Records from a collection:
_ _ _
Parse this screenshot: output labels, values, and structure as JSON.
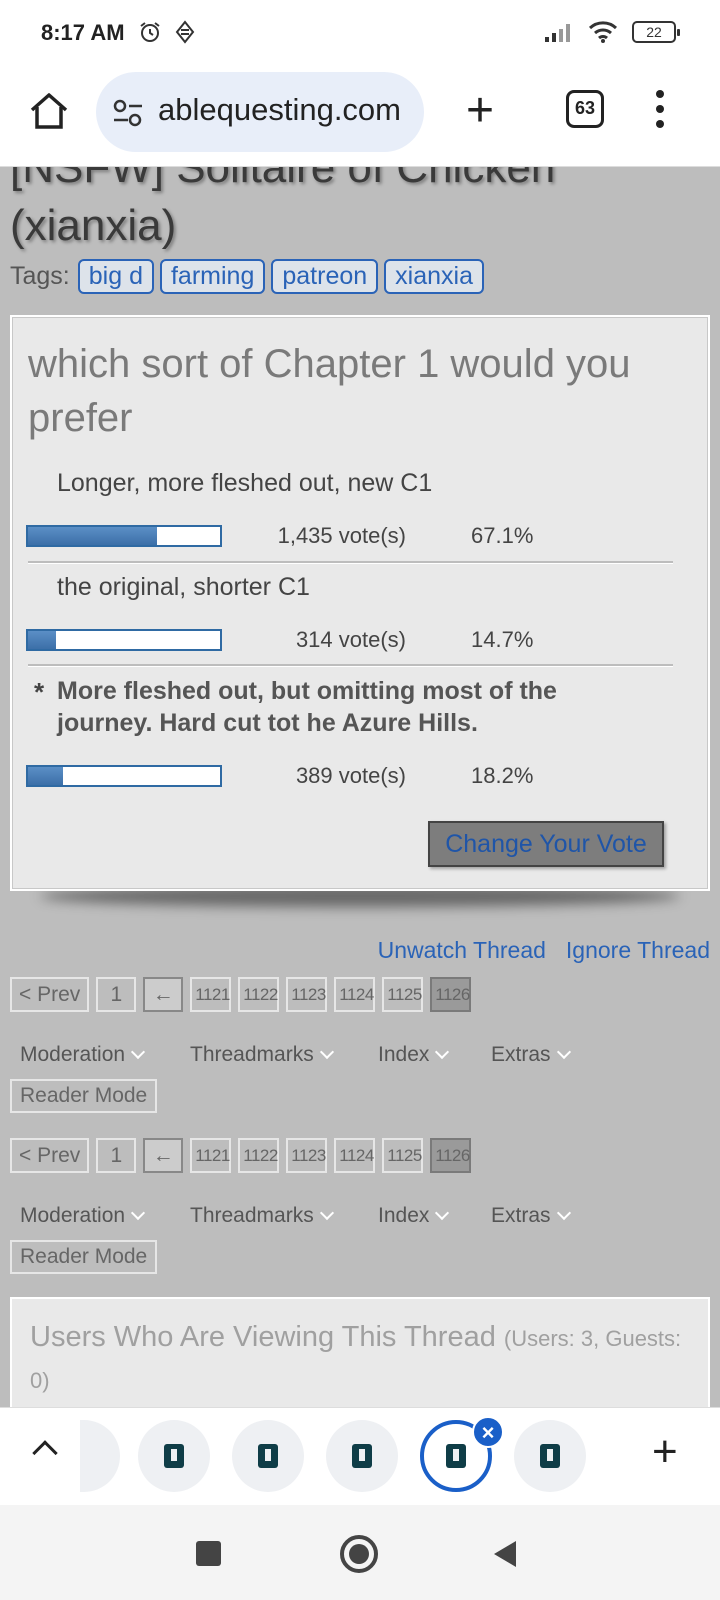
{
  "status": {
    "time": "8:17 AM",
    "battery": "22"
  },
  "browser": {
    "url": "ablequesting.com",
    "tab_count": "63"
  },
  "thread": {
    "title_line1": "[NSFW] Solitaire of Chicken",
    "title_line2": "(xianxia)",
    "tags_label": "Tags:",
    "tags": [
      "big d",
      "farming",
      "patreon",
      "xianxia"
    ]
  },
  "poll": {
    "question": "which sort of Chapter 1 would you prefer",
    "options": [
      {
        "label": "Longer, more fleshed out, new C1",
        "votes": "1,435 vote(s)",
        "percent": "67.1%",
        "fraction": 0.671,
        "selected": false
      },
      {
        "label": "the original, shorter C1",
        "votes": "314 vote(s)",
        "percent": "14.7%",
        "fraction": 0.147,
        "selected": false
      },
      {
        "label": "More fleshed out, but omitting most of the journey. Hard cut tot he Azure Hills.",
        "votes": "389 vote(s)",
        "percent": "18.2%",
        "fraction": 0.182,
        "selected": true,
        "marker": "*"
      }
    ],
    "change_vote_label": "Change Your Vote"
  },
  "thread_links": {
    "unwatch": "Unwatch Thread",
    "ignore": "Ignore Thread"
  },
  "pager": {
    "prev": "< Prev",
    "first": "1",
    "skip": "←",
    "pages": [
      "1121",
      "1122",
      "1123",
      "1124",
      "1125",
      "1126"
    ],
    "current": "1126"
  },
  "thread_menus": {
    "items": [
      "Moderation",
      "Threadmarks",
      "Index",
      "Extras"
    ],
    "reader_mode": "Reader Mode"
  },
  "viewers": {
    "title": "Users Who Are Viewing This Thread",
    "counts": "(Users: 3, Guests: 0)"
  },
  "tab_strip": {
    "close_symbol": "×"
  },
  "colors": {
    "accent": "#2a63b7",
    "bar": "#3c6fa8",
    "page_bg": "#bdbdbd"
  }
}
_ _ _
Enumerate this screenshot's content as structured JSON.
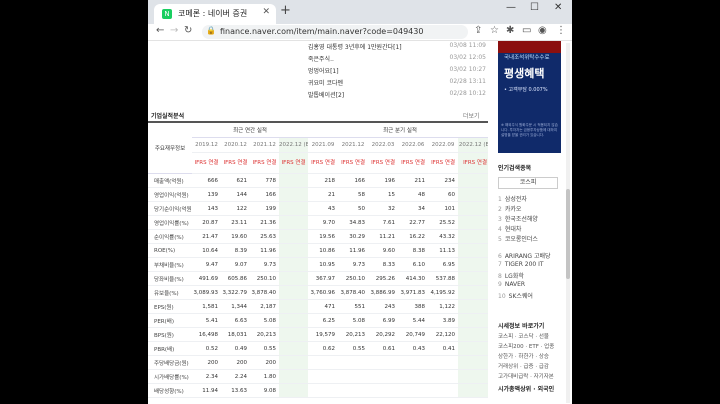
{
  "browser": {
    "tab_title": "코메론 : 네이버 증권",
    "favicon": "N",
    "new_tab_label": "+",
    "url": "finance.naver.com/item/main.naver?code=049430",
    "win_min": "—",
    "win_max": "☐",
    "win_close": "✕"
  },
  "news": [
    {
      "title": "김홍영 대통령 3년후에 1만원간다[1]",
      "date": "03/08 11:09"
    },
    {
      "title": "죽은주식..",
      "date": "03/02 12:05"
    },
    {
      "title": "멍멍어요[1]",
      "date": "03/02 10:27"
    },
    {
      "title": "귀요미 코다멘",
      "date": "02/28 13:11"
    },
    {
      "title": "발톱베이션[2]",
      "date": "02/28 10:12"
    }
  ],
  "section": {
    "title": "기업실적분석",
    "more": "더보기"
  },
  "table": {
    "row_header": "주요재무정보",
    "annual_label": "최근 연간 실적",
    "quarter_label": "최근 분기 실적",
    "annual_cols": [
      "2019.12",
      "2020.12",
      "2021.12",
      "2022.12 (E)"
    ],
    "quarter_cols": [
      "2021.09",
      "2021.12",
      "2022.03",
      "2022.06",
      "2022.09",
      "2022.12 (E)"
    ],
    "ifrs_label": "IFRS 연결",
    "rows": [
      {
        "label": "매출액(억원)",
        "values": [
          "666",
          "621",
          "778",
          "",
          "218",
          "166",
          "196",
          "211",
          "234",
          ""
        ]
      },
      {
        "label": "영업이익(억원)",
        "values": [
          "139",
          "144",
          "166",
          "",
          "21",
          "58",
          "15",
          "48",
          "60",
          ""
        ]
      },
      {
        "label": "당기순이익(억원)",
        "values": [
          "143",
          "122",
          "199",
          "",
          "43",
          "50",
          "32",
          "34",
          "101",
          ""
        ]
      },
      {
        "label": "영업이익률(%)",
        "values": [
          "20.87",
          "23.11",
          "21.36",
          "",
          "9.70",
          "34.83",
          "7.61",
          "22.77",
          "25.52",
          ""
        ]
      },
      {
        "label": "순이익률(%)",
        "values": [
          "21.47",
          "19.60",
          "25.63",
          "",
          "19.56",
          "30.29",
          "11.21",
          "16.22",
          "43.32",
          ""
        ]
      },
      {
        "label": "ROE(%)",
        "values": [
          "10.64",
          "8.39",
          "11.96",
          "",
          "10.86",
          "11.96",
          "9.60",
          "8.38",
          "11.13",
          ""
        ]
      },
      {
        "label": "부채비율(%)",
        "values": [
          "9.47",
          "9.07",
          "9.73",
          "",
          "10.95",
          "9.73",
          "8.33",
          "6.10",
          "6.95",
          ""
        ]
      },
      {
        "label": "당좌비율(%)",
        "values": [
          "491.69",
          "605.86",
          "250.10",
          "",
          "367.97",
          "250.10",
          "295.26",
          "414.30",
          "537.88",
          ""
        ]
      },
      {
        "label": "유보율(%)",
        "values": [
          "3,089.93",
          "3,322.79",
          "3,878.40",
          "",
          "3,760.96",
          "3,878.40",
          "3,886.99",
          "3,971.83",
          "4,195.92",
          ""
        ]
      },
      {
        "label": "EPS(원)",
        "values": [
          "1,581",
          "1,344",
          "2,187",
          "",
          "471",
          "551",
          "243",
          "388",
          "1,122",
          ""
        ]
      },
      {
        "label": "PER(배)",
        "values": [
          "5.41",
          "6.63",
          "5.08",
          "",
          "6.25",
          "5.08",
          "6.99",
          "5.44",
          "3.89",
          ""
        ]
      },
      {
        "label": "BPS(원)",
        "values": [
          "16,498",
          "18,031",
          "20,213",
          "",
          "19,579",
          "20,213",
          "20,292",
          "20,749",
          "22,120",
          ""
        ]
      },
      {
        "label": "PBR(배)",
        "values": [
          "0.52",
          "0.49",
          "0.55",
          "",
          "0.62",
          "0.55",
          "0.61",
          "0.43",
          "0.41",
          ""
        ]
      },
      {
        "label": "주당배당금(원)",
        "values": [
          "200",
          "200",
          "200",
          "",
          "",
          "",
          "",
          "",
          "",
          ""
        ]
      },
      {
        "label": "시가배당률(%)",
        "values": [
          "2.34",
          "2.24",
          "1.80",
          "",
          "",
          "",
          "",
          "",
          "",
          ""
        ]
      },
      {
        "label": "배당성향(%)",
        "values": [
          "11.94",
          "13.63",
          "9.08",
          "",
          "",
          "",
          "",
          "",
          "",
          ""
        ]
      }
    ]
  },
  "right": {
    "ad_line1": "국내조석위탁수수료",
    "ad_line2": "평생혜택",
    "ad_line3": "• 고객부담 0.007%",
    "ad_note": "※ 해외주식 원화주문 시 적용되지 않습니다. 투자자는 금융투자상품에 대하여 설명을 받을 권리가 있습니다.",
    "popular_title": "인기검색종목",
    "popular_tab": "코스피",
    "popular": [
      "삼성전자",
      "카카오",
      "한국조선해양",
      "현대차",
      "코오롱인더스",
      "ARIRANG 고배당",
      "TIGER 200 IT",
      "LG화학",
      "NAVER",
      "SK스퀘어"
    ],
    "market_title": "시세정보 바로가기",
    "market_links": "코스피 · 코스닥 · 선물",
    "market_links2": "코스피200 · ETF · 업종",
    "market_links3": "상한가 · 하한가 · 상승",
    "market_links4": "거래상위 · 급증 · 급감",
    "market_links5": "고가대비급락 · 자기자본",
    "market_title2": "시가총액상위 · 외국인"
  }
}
_ _ _
Filter the listing above by the word "date"; copy each line that passes.

      "date": "03/08 11:09"
      "date": "03/02 12:05"
      "date": "03/02 10:27"
      "date": "02/28 13:11"
      "date": "02/28 10:12"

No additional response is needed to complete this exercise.